_Written request_: Wherever the word "page" appears in the entries, copy the whole line.

--- begin Raw records ---

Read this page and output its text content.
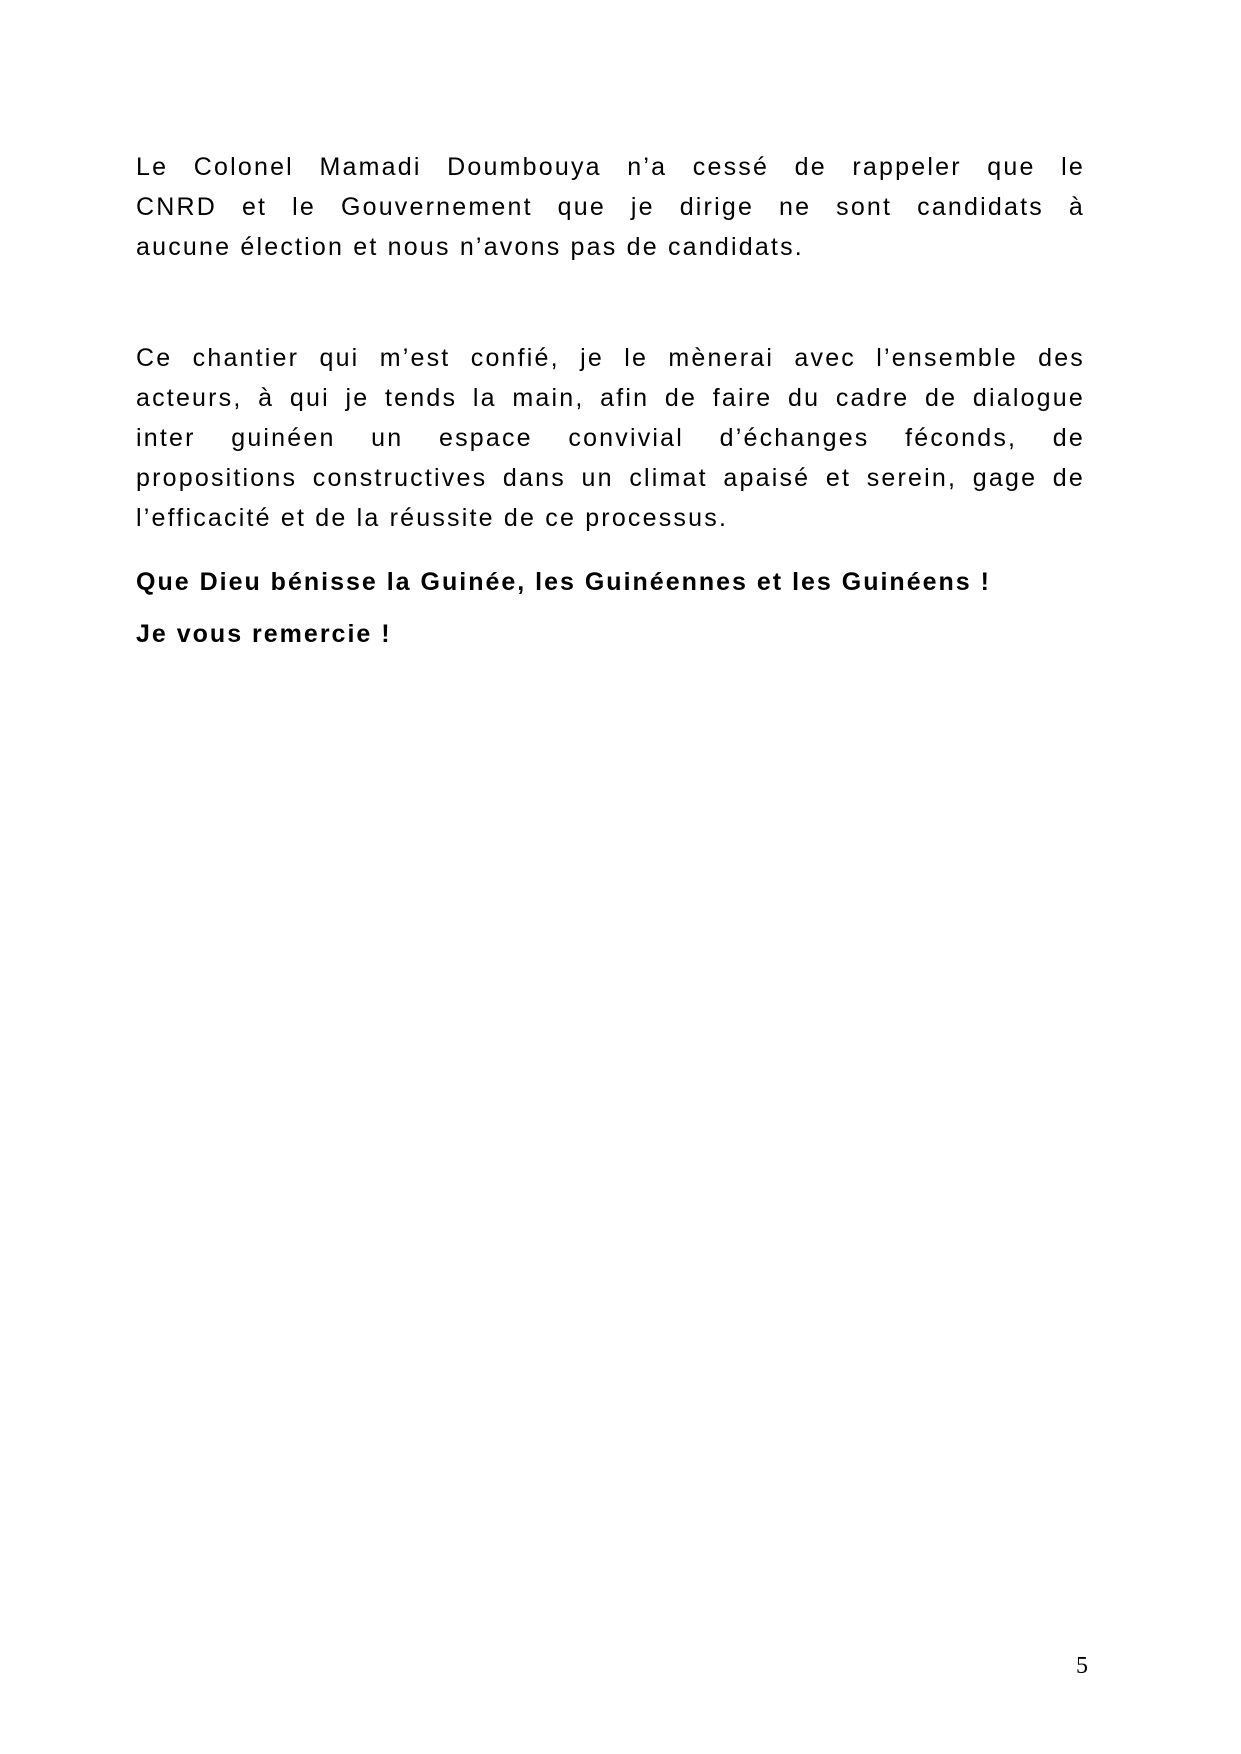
Le Colonel Mamadi Doumbouya n’a cessé de rappeler que le
CNRD et le Gouvernement que je dirige ne sont candidats à
aucune élection et nous n’avons pas de candidats.

Ce chantier qui m’est confié, je le mènerai avec l’ensemble des
acteurs, à qui je tends la main, afin de faire du cadre de dialogue
inter guinéen un espace convivial d’échanges féconds, de
propositions constructives dans un climat apaisé et serein, gage de
l’efficacité et de la réussite de ce processus.

Que Dieu bénisse la Guinée, les Guinéennes et les Guinéens !

Je vous remercie !

5
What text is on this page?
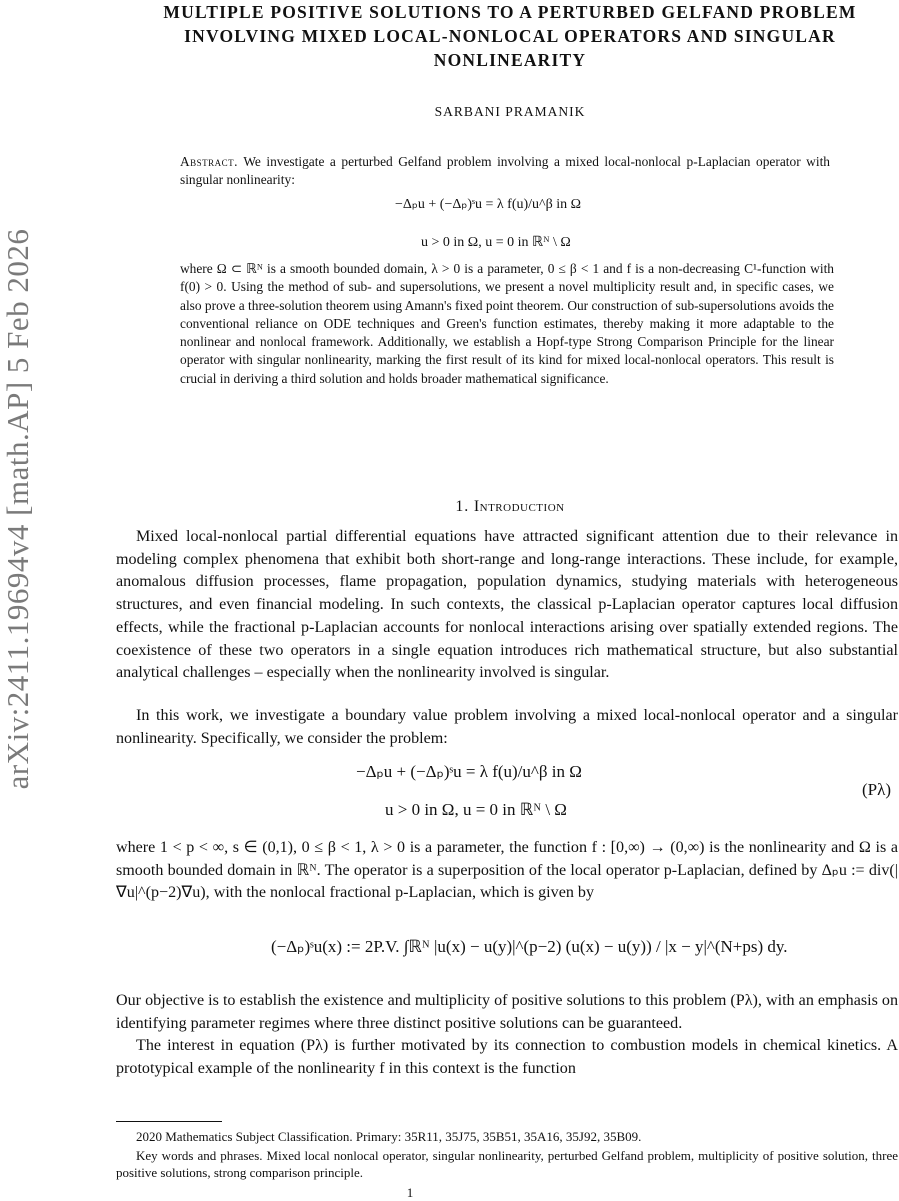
arXiv:2411.19694v4 [math.AP] 5 Feb 2026
MULTIPLE POSITIVE SOLUTIONS TO A PERTURBED GELFAND PROBLEM
INVOLVING MIXED LOCAL-NONLOCAL OPERATORS AND SINGULAR
NONLINEARITY
SARBANI PRAMANIK
Abstract. We investigate a perturbed Gelfand problem involving a mixed local-nonlocal p-Laplacian operator with singular nonlinearity:
−Δₚu + (−Δₚ)ˢu = λ f(u)/u^β in Ω
u > 0 in Ω, u = 0 in ℝᴺ \ Ω

where Ω ⊂ ℝᴺ is a smooth bounded domain, λ > 0 is a parameter, 0 ≤ β < 1 and f is a non-decreasing C¹-function with f(0) > 0. Using the method of sub- and supersolutions, we present a novel multiplicity result and, in specific cases, we also prove a three-solution theorem using Amann's fixed point theorem. Our construction of sub-supersolutions avoids the conventional reliance on ODE techniques and Green's function estimates, thereby making it more adaptable to the nonlinear and nonlocal framework. Additionally, we establish a Hopf-type Strong Comparison Principle for the linear operator with singular nonlinearity, marking the first result of its kind for mixed local-nonlocal operators. This result is crucial in deriving a third solution and holds broader mathematical significance.

1. Introduction

Mixed local-nonlocal partial differential equations have attracted significant attention due to their relevance in modeling complex phenomena that exhibit both short-range and long-range interactions. These include, for example, anomalous diffusion processes, flame propagation, population dynamics, studying materials with heterogeneous structures, and even financial modeling. In such contexts, the classical p-Laplacian operator captures local diffusion effects, while the fractional p-Laplacian accounts for nonlocal interactions arising over spatially extended regions. The coexistence of these two operators in a single equation introduces rich mathematical structure, but also substantial analytical challenges – especially when the nonlinearity involved is singular.

In this work, we investigate a boundary value problem involving a mixed local-nonlocal operator and a singular nonlinearity. Specifically, we consider the problem:

−Δₚu + (−Δₚ)ˢu = λ f(u)/u^β in Ω
u > 0 in Ω, u = 0 in ℝᴺ \ Ω
(Pλ)

where 1 < p < ∞, s ∈ (0,1), 0 ≤ β < 1, λ > 0 is a parameter, the function f : [0,∞) → (0,∞) is the nonlinearity and Ω is a smooth bounded domain in ℝᴺ. The operator is a superposition of the local operator p-Laplacian, defined by Δₚu := div(|∇u|^(p−2)∇u), with the nonlocal fractional p-Laplacian, which is given by

(−Δₚ)ˢu(x) := 2P.V. ∫ℝᴺ |u(x) − u(y)|^(p−2) (u(x) − u(y)) / |x − y|^(N+ps) dy.

Our objective is to establish the existence and multiplicity of positive solutions to this problem (Pλ), with an emphasis on identifying parameter regimes where three distinct positive solutions can be guaranteed.

The interest in equation (Pλ) is further motivated by its connection to combustion models in chemical kinetics. A prototypical example of the nonlinearity f in this context is the function

2020 Mathematics Subject Classification. Primary: 35R11, 35J75, 35B51, 35A16, 35J92, 35B09.
Key words and phrases. Mixed local nonlocal operator, singular nonlinearity, perturbed Gelfand problem, multiplicity of positive solution, three positive solutions, strong comparison principle.
1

--- end Raw records ---

_Reply_:
Read this page and output its text content.
What text is on this page?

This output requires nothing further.